# [REQUIRED ACTION]
Rewrite the text on tracking income, everything from "Investment and Foreign" down to "questions arise later.", putting "investment firms" in place of "brokerages".

# [TEXT FOR ANALYSIS]

Start of Block

Banking and Deposit Logs

Person checking bank deposits on a smartphone while holding a credit card
Deposit logs by date and client help avoid future errors

Using a dedicated account for business or self-employment income helps establish a transparent income trail. Every deposit, payment, or refund should match records submitted during tax filing.

Spreadsheets or logbooks tracking deposits by date and client can prevent discrepancies later. When cash payments are involved, deposit them promptly into an account so they appear on statements and reinforce your reported income totals.

Investment and Foreign Income Tracking

For income received through stocks, bonds, mutual funds, or international holdings, statements from brokerages or financial institutions must be stored. Foreign income requires additional care.

You must document the amount earned in the original currency, the exchange rate applied, and the converted amount in Canadian dollars. Keeping confirmation emails, pension letters, or dividend summaries helps prove the amount and source if questions arise later.

Mobile Apps and Software

Digital tools can simplify the process of tracking multiple income streams. Accounting software like QuickBooks, FreshBooks, or Wave allows you to log income in real time and generate accurate totals for each tax period.

For rental income, property management apps often include built-in income trackers. Using structured digital tools gives you easy access to summaries, timelines, and exportable data that CRA agents can verify.

End of Block

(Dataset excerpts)
Start of Block

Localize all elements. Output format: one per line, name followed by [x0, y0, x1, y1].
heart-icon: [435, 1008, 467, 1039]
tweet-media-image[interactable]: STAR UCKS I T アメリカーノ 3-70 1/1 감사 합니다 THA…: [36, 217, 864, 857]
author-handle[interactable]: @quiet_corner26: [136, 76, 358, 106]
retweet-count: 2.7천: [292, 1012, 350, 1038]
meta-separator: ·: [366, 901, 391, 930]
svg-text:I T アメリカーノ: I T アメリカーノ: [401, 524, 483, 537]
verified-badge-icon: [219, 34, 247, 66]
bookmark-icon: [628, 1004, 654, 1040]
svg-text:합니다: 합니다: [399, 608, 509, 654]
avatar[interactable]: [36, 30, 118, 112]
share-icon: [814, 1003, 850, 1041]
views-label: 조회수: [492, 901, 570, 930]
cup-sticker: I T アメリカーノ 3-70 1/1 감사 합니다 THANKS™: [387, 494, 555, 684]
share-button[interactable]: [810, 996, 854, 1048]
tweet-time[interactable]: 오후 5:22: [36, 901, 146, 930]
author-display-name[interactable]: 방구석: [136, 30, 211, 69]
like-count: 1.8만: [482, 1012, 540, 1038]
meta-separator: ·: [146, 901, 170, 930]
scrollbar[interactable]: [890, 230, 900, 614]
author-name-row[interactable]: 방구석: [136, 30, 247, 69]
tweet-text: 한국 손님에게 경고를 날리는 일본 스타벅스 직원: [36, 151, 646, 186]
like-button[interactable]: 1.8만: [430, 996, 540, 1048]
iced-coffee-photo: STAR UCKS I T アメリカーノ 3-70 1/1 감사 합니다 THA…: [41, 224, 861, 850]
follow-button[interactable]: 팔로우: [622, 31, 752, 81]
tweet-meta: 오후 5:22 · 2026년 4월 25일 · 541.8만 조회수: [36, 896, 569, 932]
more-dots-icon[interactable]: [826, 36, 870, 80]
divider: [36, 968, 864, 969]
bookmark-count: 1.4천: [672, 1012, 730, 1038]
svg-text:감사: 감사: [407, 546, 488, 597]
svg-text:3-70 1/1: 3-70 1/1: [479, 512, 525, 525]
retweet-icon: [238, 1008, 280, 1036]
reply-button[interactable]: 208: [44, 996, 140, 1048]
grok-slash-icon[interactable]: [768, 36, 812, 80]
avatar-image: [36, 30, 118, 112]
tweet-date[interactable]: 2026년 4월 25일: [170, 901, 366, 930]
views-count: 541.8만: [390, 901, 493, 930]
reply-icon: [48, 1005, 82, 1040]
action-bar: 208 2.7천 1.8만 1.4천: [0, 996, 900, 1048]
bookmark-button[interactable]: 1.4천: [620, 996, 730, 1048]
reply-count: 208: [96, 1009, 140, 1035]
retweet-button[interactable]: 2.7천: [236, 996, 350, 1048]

End of Block

# [ANSWER AREA]
Investment and Foreign Income Tracking

For income received through stocks, bonds, mutual funds, or international holdings, statements from investment firms or financial institutions must be stored. Foreign income requires additional care.

You must document the amount earned in the original currency, the exchange rate applied, and the converted amount in Canadian dollars. Keeping confirmation emails, pension letters, or dividend summaries helps prove the amount and source if questions arise later.